*Exercise task*. Extract the text of every entry below exactly; leave images out.

*Data entries*.
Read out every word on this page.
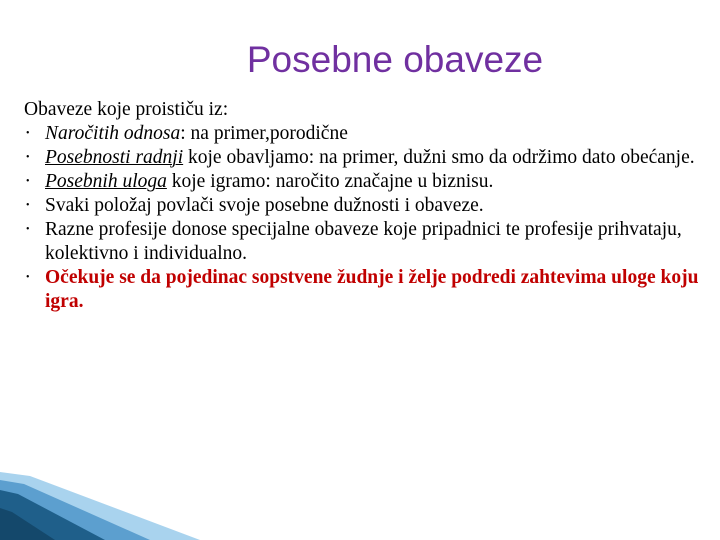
Posebne obaveze
Obaveze koje proističu iz:
• Naročitih odnosa: na primer,porodične
• Posebnosti radnji koje obavljamo: na primer, dužni smo da održimo dato obećanje.
• Posebnih uloga koje igramo: naročito značajne u biznisu.
• Svaki položaj povlači svoje posebne dužnosti i obaveze.
• Razne profesije donose specijalne obaveze koje pripadnici te profesije prihvataju, kolektivno i individualno.
• Očekuje se da pojedinac sopstvene žudnje i želje podredi zahtevima uloge koju igra.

*Solution*.
Read out every word on this page.
Posebne obaveze
Obaveze koje proističu iz:
• Naročitih odnosa: na primer,porodične
• Posebnosti radnji koje obavljamo: na primer, dužni smo da održimo dato obećanje.
• Posebnih uloga koje igramo: naročito značajne u biznisu.
• Svaki položaj povlači svoje posebne dužnosti i obaveze.
• Razne profesije donose specijalne obaveze koje pripadnici te profesije prihvataju, kolektivno i individualno.
• Očekuje se da pojedinac sopstvene žudnje i želje podredi zahtevima uloge koju igra.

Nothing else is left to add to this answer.